### WRITTEN REQUEST
Where a line of the listing below includes the word "this", reproduce that line.

Start ENTRIES SUPPLIED

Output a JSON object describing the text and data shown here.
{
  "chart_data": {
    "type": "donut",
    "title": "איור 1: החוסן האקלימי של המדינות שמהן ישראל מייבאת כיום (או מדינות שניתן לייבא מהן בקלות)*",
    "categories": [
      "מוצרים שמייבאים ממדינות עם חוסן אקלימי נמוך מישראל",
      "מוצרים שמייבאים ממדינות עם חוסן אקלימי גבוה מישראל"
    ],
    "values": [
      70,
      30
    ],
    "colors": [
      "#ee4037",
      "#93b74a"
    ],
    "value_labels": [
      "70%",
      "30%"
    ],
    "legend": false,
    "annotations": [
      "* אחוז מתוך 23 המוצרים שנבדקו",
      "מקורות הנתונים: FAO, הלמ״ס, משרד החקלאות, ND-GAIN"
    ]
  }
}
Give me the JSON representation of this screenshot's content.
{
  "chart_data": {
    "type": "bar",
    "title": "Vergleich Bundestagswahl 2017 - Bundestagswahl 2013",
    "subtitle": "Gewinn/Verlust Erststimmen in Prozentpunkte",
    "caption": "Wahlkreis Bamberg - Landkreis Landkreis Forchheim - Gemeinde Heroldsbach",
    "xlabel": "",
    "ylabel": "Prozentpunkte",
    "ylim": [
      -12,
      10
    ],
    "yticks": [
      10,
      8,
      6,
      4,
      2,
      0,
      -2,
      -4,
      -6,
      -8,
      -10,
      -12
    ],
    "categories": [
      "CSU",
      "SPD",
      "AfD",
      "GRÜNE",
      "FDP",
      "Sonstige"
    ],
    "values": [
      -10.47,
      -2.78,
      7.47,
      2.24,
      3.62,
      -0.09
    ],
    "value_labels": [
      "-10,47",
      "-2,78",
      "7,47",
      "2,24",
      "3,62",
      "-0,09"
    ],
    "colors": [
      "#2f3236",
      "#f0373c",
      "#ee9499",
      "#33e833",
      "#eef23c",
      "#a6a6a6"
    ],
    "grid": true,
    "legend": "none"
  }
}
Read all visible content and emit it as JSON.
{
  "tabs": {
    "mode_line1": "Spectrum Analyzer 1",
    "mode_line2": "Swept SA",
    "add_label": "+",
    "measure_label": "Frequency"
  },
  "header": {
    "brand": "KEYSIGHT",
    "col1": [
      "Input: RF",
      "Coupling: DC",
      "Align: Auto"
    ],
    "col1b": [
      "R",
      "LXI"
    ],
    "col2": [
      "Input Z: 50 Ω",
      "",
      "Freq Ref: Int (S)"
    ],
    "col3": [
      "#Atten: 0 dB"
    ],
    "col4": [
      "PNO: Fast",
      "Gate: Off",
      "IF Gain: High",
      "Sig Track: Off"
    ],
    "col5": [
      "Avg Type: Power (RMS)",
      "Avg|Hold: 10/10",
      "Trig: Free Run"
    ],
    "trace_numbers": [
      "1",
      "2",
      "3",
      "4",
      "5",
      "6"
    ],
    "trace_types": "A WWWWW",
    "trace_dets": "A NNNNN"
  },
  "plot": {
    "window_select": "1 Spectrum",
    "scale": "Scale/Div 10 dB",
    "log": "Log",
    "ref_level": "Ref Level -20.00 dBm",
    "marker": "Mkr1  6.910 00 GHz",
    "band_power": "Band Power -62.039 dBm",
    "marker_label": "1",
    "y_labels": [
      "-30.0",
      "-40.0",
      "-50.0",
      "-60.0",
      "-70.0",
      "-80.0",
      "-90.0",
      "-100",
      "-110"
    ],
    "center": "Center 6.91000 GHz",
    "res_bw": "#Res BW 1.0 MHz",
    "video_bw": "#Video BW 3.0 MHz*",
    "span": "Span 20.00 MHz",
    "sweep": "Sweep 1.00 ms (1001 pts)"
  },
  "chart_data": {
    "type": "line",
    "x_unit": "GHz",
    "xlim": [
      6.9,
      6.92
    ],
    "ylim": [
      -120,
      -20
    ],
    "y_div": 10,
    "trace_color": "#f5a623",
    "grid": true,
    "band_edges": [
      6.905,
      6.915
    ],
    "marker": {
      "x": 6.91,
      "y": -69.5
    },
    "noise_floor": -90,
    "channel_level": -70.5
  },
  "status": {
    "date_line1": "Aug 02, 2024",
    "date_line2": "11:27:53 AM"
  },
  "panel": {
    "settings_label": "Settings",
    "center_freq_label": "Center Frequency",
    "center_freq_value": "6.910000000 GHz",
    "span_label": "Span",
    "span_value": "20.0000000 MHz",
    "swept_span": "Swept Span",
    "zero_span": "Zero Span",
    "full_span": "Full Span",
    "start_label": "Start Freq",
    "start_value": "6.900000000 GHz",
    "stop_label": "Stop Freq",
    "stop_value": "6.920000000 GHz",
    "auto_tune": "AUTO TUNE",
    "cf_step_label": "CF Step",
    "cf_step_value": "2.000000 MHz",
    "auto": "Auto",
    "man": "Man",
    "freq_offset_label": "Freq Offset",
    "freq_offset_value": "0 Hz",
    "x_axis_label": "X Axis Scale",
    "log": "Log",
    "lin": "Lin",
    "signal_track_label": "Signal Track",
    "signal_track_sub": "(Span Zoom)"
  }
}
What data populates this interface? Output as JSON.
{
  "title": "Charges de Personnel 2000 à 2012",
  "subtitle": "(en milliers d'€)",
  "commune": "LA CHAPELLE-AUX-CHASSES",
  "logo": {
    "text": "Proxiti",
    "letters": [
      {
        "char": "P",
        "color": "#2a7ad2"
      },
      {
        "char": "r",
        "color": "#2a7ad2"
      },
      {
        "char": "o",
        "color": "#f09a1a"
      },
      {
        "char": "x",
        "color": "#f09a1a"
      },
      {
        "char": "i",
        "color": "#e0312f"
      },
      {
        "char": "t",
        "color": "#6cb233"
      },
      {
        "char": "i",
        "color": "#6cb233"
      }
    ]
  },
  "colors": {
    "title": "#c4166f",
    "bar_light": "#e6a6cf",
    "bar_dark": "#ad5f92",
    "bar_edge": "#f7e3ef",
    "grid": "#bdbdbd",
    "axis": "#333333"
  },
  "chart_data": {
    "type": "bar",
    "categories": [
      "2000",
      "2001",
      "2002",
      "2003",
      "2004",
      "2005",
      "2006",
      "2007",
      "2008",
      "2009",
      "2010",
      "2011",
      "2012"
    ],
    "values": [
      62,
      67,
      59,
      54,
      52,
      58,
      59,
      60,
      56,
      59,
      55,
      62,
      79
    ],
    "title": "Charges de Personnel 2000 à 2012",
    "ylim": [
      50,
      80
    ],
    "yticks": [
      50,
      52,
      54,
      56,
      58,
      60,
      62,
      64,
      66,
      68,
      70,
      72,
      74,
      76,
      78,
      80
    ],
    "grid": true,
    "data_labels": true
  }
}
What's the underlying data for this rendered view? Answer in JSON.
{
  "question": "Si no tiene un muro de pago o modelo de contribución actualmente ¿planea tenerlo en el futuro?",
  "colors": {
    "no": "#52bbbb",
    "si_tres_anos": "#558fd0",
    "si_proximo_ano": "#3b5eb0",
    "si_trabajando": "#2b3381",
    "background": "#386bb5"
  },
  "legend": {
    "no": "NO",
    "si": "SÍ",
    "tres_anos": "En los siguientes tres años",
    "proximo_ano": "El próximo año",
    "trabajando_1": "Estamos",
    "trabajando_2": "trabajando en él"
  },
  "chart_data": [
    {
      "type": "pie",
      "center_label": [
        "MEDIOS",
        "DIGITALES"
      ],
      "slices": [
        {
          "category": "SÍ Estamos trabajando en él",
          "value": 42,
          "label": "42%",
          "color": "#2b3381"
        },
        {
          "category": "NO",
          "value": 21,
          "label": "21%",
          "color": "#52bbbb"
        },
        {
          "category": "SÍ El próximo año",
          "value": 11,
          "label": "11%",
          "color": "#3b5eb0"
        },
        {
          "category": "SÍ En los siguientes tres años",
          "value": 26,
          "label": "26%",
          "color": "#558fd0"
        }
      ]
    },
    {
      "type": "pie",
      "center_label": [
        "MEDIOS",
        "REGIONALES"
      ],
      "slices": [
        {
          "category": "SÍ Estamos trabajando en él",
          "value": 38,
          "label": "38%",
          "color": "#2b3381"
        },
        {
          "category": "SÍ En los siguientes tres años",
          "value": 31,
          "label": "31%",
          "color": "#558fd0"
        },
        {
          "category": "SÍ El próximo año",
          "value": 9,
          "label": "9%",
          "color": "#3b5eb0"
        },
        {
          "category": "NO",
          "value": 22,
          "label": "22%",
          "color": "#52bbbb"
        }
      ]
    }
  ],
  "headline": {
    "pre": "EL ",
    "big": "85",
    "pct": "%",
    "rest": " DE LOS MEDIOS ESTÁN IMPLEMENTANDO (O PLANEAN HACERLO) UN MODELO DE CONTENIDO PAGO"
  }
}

End ENTRIES SUPPLIED

### FULL RESPONSE
Give me the JSON representation of this screenshot's content.
What data populates this interface? Output as JSON.
What's the underlying data for this rendered view? Answer in JSON.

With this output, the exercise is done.